(Stored records)
[START]

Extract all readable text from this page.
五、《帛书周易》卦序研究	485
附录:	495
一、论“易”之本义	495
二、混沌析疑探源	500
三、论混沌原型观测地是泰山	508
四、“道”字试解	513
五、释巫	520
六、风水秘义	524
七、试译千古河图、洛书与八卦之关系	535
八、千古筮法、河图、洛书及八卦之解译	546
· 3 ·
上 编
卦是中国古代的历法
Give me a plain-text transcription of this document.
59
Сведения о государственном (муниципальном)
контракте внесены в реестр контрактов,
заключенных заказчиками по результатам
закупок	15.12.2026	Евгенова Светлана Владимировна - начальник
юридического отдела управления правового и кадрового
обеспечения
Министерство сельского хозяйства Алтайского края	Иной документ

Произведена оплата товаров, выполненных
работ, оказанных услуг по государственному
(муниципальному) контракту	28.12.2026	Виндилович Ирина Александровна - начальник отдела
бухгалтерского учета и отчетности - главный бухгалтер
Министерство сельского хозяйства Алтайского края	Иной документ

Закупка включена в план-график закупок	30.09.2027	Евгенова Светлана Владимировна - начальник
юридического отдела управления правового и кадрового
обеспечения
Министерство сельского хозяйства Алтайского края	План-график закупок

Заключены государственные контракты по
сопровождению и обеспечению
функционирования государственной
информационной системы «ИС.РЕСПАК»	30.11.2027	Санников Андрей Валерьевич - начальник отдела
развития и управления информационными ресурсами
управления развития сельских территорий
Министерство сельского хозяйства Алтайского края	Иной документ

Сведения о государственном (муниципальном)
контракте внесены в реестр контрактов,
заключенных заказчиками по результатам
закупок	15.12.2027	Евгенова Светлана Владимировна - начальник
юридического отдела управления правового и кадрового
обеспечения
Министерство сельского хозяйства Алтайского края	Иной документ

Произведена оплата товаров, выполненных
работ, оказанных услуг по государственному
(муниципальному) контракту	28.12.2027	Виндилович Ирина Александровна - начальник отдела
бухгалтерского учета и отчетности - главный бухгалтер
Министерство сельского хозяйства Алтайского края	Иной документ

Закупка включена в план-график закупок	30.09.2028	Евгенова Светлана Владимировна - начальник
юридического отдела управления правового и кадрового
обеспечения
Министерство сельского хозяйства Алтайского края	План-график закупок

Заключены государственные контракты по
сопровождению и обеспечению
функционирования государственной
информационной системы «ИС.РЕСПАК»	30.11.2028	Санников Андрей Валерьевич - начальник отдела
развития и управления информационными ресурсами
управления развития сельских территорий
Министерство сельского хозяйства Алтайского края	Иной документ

[END]

Extract the entries above verbatim.

### Solution
Extract all readable text from this page.
五、《帛书周易》卦序研究	485
附录:	495
一、论“易”之本义	495
二、混沌析疑探源	500
三、论混沌原型观测地是泰山	508
四、“道”字试解	513
五、释巫	520
六、风水秘义	524
七、试译千古河图、洛书与八卦之关系	535
八、千古筮法、河图、洛书及八卦之解译	546
· 3 ·
上 编
卦是中国古代的历法
Give me a plain-text transcription of this document.
59
Сведения о государственном (муниципальном)
контракте внесены в реестр контрактов,
заключенных заказчиками по результатам
закупок	15.12.2026	Евгенова Светлана Владимировна - начальник
юридического отдела управления правового и кадрового
обеспечения
Министерство сельского хозяйства Алтайского края	Иной документ

Произведена оплата товаров, выполненных
работ, оказанных услуг по государственному
(муниципальному) контракту	28.12.2026	Виндилович Ирина Александровна - начальник отдела
бухгалтерского учета и отчетности - главный бухгалтер
Министерство сельского хозяйства Алтайского края	Иной документ

Закупка включена в план-график закупок	30.09.2027	Евгенова Светлана Владимировна - начальник
юридического отдела управления правового и кадрового
обеспечения
Министерство сельского хозяйства Алтайского края	План-график закупок

Заключены государственные контракты по
сопровождению и обеспечению
функционирования государственной
информационной системы «ИС.РЕСПАК»	30.11.2027	Санников Андрей Валерьевич - начальник отдела
развития и управления информационными ресурсами
управления развития сельских территорий
Министерство сельского хозяйства Алтайского края	Иной документ

Сведения о государственном (муниципальном)
контракте внесены в реестр контрактов,
заключенных заказчиками по результатам
закупок	15.12.2027	Евгенова Светлана Владимировна - начальник
юридического отдела управления правового и кадрового
обеспечения
Министерство сельского хозяйства Алтайского края	Иной документ

Произведена оплата товаров, выполненных
работ, оказанных услуг по государственному
(муниципальному) контракту	28.12.2027	Виндилович Ирина Александровна - начальник отдела
бухгалтерского учета и отчетности - главный бухгалтер
Министерство сельского хозяйства Алтайского края	Иной документ

Закупка включена в план-график закупок	30.09.2028	Евгенова Светлана Владимировна - начальник
юридического отдела управления правового и кадрового
обеспечения
Министерство сельского хозяйства Алтайского края	План-график закупок

Заключены государственные контракты по
сопровождению и обеспечению
функционирования государственной
информационной системы «ИС.РЕСПАК»	30.11.2028	Санников Андрей Валерьевич - начальник отдела
развития и управления информационными ресурсами
управления развития сельских территорий
Министерство сельского хозяйства Алтайского края	Иной документ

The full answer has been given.